- Material for this task
----------------
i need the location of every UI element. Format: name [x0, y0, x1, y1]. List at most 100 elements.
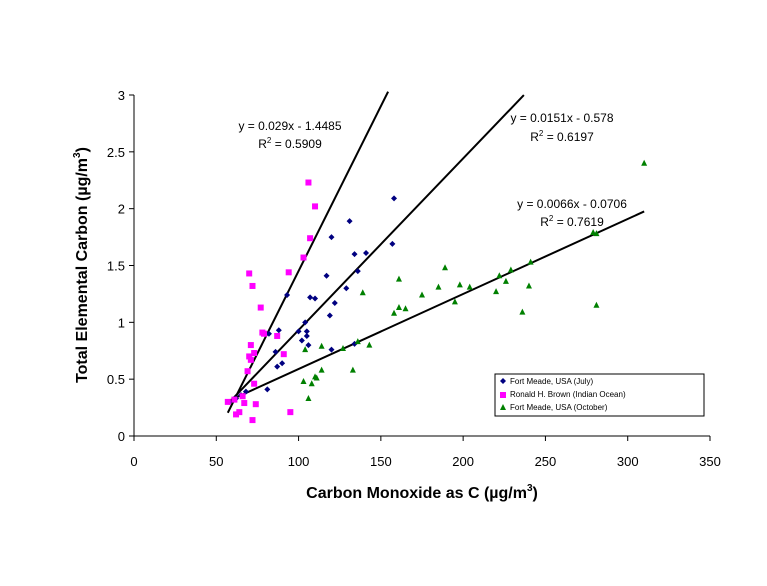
- legend-label: Fort Meade, USA (July): [510, 377, 593, 386]
- data-points: [224, 159, 648, 424]
- data-point-square: [249, 282, 256, 289]
- data-point-square: [252, 401, 259, 408]
- data-point-square: [257, 304, 264, 311]
- data-point-square: [251, 350, 258, 357]
- data-point-diamond: [363, 249, 370, 256]
- trendline-label-indian-ocean: y = 0.029x - 1.4485 R2 = 0.5909: [238, 119, 341, 151]
- data-point-diamond: [264, 386, 271, 393]
- data-point-diamond: [242, 388, 249, 395]
- data-point-triangle: [359, 289, 366, 296]
- data-point-triangle: [502, 277, 509, 284]
- data-point-triangle: [435, 283, 442, 290]
- y-tick-label: 2: [118, 202, 125, 217]
- data-point-triangle: [641, 159, 648, 166]
- data-point-diamond: [343, 285, 350, 292]
- data-point-diamond: [295, 328, 302, 335]
- x-tick-label: 100: [288, 454, 310, 469]
- data-point-triangle: [451, 298, 458, 305]
- trendline: [226, 91, 389, 414]
- x-axis-title: Carbon Monoxide as C (µg/m3): [306, 483, 538, 502]
- data-point-square: [233, 411, 240, 418]
- data-point-triangle: [391, 309, 398, 316]
- data-point-diamond: [351, 251, 358, 258]
- data-point-diamond: [305, 342, 312, 349]
- legend-item-july: Fort Meade, USA (July): [500, 377, 593, 386]
- triangle-marker-icon: [500, 404, 506, 410]
- data-point-triangle: [354, 338, 361, 345]
- data-point-diamond: [303, 332, 310, 339]
- data-point-square: [224, 398, 231, 405]
- data-point-square: [274, 332, 281, 339]
- x-tick-label: 0: [130, 454, 137, 469]
- data-point-diamond: [389, 240, 396, 247]
- data-point-diamond: [326, 312, 333, 319]
- x-ticks: 0 50 100 150 200 250 300 350: [130, 436, 721, 469]
- data-point-triangle: [442, 264, 449, 271]
- legend-box: [494, 373, 705, 417]
- data-point-triangle: [395, 304, 402, 311]
- data-point-square: [312, 203, 319, 210]
- y-tick-label: 1.5: [107, 259, 125, 274]
- data-point-triangle: [593, 230, 600, 237]
- data-point-square: [239, 393, 246, 400]
- data-point-triangle: [507, 266, 514, 273]
- data-point-diamond: [346, 218, 353, 225]
- data-point-diamond: [274, 363, 281, 370]
- data-point-diamond: [331, 300, 338, 307]
- x-tick-label: 150: [370, 454, 392, 469]
- r-squared-label: R2 = 0.7619: [540, 214, 604, 229]
- data-point-diamond: [354, 268, 361, 275]
- data-point-square: [305, 179, 312, 186]
- data-point-square: [231, 396, 238, 403]
- data-point-triangle: [349, 366, 356, 373]
- r-squared-label: R2 = 0.5909: [258, 136, 322, 151]
- data-point-triangle: [419, 291, 425, 298]
- data-point-triangle: [395, 275, 402, 282]
- square-marker-icon: [500, 392, 506, 398]
- data-point-diamond: [307, 294, 314, 301]
- legend-item-indian-ocean: Ronald H. Brown (Indian Ocean): [500, 390, 626, 399]
- data-point-diamond: [303, 328, 310, 335]
- data-point-square: [246, 353, 253, 360]
- legend: Fort Meade, USA (July) Ronald H. Brown (…: [494, 373, 705, 417]
- data-point-square: [307, 235, 314, 242]
- data-point-triangle: [525, 282, 532, 289]
- x-tick-label: 50: [209, 454, 223, 469]
- data-point-triangle: [493, 288, 500, 295]
- data-point-diamond: [284, 292, 291, 299]
- data-point-diamond: [312, 295, 319, 302]
- y-tick-label: 0.5: [107, 372, 125, 387]
- data-point-triangle: [590, 229, 597, 236]
- data-point-triangle: [318, 366, 325, 373]
- y-tick-label: 3: [118, 88, 125, 103]
- data-point-triangle: [496, 272, 503, 279]
- data-point-square: [241, 400, 248, 407]
- data-point-triangle: [593, 301, 600, 308]
- x-tick-label: 250: [535, 454, 557, 469]
- x-tick-label: 350: [699, 454, 721, 469]
- data-point-square: [244, 368, 251, 375]
- data-point-diamond: [328, 346, 335, 353]
- diamond-marker-icon: [500, 378, 506, 384]
- data-point-square: [261, 330, 268, 337]
- data-point-square: [247, 342, 254, 349]
- data-point-square: [251, 380, 258, 387]
- data-point-square: [300, 254, 307, 261]
- data-point-triangle: [305, 394, 312, 401]
- data-point-triangle: [456, 281, 463, 288]
- data-point-square: [285, 269, 292, 276]
- data-point-square: [287, 409, 294, 416]
- data-point-diamond: [265, 330, 272, 337]
- data-point-triangle: [519, 308, 526, 315]
- y-tick-label: 0: [118, 429, 125, 444]
- legend-label: Ronald H. Brown (Indian Ocean): [510, 390, 626, 399]
- data-point-square: [236, 409, 243, 416]
- legend-item-october: Fort Meade, USA (October): [500, 403, 608, 412]
- trendline-label-july: y = 0.0151x - 0.578 R2 = 0.6197: [510, 111, 613, 144]
- data-point-diamond: [275, 327, 282, 334]
- data-point-triangle: [402, 305, 409, 312]
- data-point-square: [280, 351, 287, 358]
- data-point-square: [249, 417, 256, 424]
- data-point-diamond: [328, 234, 335, 241]
- legend-label: Fort Meade, USA (October): [510, 403, 608, 412]
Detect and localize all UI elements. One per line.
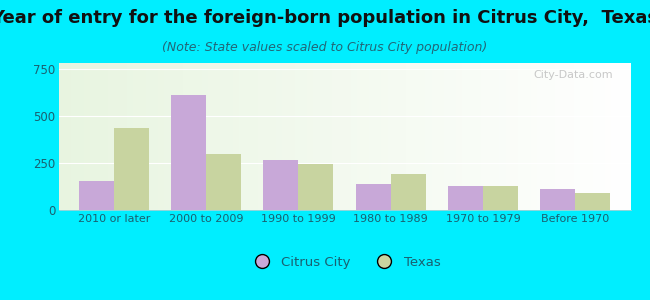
----------------
- Exercise
Rewrite all the records above, changing every occurrence of "data-point-diamond" to "data-point-rhombus" and leaving everything else unchanged. Omit the pictures.

- Task solution
i need the location of every UI element. Format: name [x0, y0, x1, y1]. List at most 100 elements.
- legend-label: Fort Meade, USA (July): [510, 377, 593, 386]
- data-points: [224, 159, 648, 424]
- data-point-square: [249, 282, 256, 289]
- data-point-square: [252, 401, 259, 408]
- data-point-square: [257, 304, 264, 311]
- data-point-square: [251, 350, 258, 357]
- data-point-rhombus: [363, 249, 370, 256]
- trendline-label-indian-ocean: y = 0.029x - 1.4485 R2 = 0.5909: [238, 119, 341, 151]
- data-point-rhombus: [264, 386, 271, 393]
- data-point-rhombus: [242, 388, 249, 395]
- data-point-triangle: [359, 289, 366, 296]
- data-point-triangle: [502, 277, 509, 284]
- data-point-triangle: [435, 283, 442, 290]
- y-tick-label: 2: [118, 202, 125, 217]
- data-point-triangle: [641, 159, 648, 166]
- data-point-rhombus: [343, 285, 350, 292]
- data-point-rhombus: [295, 328, 302, 335]
- x-tick-label: 100: [288, 454, 310, 469]
- data-point-triangle: [451, 298, 458, 305]
- trendline: [226, 91, 389, 414]
- x-axis-title: Carbon Monoxide as C (µg/m3): [306, 483, 538, 502]
- data-point-square: [233, 411, 240, 418]
- data-point-triangle: [391, 309, 398, 316]
- data-point-rhombus: [351, 251, 358, 258]
- data-point-rhombus: [305, 342, 312, 349]
- legend-item-july: Fort Meade, USA (July): [500, 377, 593, 386]
- triangle-marker-icon: [500, 404, 506, 410]
- data-point-triangle: [354, 338, 361, 345]
- data-point-rhombus: [303, 332, 310, 339]
- data-point-square: [224, 398, 231, 405]
- data-point-square: [274, 332, 281, 339]
- x-tick-label: 0: [130, 454, 137, 469]
- data-point-rhombus: [389, 240, 396, 247]
- data-point-rhombus: [326, 312, 333, 319]
- x-ticks: 0 50 100 150 200 250 300 350: [130, 436, 721, 469]
- data-point-triangle: [442, 264, 449, 271]
- legend-box: [494, 373, 705, 417]
- data-point-triangle: [395, 304, 402, 311]
- data-point-square: [312, 203, 319, 210]
- y-tick-label: 1.5: [107, 259, 125, 274]
- data-point-triangle: [593, 230, 600, 237]
- data-point-square: [239, 393, 246, 400]
- data-point-triangle: [507, 266, 514, 273]
- data-point-rhombus: [346, 218, 353, 225]
- data-point-rhombus: [274, 363, 281, 370]
- data-point-rhombus: [331, 300, 338, 307]
- x-tick-label: 150: [370, 454, 392, 469]
- r-squared-label: R2 = 0.7619: [540, 214, 604, 229]
- data-point-rhombus: [354, 268, 361, 275]
- data-point-square: [305, 179, 312, 186]
- data-point-square: [231, 396, 238, 403]
- data-point-triangle: [349, 366, 356, 373]
- r-squared-label: R2 = 0.5909: [258, 136, 322, 151]
- data-point-triangle: [419, 291, 425, 298]
- data-point-triangle: [395, 275, 402, 282]
- square-marker-icon: [500, 392, 506, 398]
- data-point-rhombus: [307, 294, 314, 301]
- legend-item-indian-ocean: Ronald H. Brown (Indian Ocean): [500, 390, 626, 399]
- data-point-rhombus: [303, 328, 310, 335]
- data-point-square: [246, 353, 253, 360]
- legend: Fort Meade, USA (July) Ronald H. Brown (…: [494, 373, 705, 417]
- data-point-square: [307, 235, 314, 242]
- data-point-triangle: [525, 282, 532, 289]
- x-tick-label: 50: [209, 454, 223, 469]
- data-point-triangle: [493, 288, 500, 295]
- data-point-rhombus: [284, 292, 291, 299]
- data-point-rhombus: [312, 295, 319, 302]
- y-tick-label: 0.5: [107, 372, 125, 387]
- data-point-triangle: [590, 229, 597, 236]
- data-point-triangle: [318, 366, 325, 373]
- y-tick-label: 3: [118, 88, 125, 103]
- data-point-triangle: [496, 272, 503, 279]
- data-point-square: [241, 400, 248, 407]
- data-point-triangle: [593, 301, 600, 308]
- x-tick-label: 250: [535, 454, 557, 469]
- x-tick-label: 350: [699, 454, 721, 469]
- data-point-square: [244, 368, 251, 375]
- data-point-rhombus: [328, 346, 335, 353]
- diamond-marker-icon: [500, 378, 506, 384]
- data-point-square: [261, 330, 268, 337]
- data-point-square: [247, 342, 254, 349]
- data-point-square: [251, 380, 258, 387]
- data-point-square: [300, 254, 307, 261]
- data-point-triangle: [305, 394, 312, 401]
- data-point-triangle: [456, 281, 463, 288]
- data-point-square: [285, 269, 292, 276]
- data-point-square: [287, 409, 294, 416]
- data-point-rhombus: [265, 330, 272, 337]
- data-point-triangle: [519, 308, 526, 315]
- y-tick-label: 0: [118, 429, 125, 444]
- legend-label: Ronald H. Brown (Indian Ocean): [510, 390, 626, 399]
- data-point-square: [236, 409, 243, 416]
- legend-item-october: Fort Meade, USA (October): [500, 403, 608, 412]
- trendline-label-july: y = 0.0151x - 0.578 R2 = 0.6197: [510, 111, 613, 144]
- data-point-rhombus: [275, 327, 282, 334]
- data-point-triangle: [402, 305, 409, 312]
- data-point-square: [280, 351, 287, 358]
- data-point-square: [249, 417, 256, 424]
- data-point-rhombus: [328, 234, 335, 241]
- legend-label: Fort Meade, USA (October): [510, 403, 608, 412]
Detect and localize all UI elements. One per line.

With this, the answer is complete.